TASK BRIEF:
Write out all entries word for word.
────────────────
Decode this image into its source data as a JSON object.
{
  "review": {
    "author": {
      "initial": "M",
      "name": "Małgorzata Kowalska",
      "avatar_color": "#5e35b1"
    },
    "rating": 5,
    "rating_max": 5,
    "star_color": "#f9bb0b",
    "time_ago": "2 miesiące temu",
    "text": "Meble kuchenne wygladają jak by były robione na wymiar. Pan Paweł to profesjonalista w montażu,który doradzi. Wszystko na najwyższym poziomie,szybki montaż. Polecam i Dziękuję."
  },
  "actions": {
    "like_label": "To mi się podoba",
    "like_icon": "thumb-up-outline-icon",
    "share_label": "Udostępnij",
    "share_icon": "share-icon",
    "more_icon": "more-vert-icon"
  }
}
────────────────
THE REPLY:
Decode this image into its source data as a JSON object.
{
  "review": {
    "author": {
      "initial": "M",
      "name": "Małgorzata Kowalska",
      "avatar_color": "#5e35b1"
    },
    "rating": 5,
    "rating_max": 5,
    "star_color": "#f9bb0b",
    "time_ago": "2 miesiące temu",
    "text": "Meble kuchenne wygladają jak by były robione na wymiar. Pan Paweł to profesjonalista w montażu,który doradzi. Wszystko na najwyższym poziomie,szybki montaż. Polecam i Dziękuję."
  },
  "actions": {
    "like_label": "To mi się podoba",
    "like_icon": "thumb-up-outline-icon",
    "share_label": "Udostępnij",
    "share_icon": "share-icon",
    "more_icon": "more-vert-icon"
  }
}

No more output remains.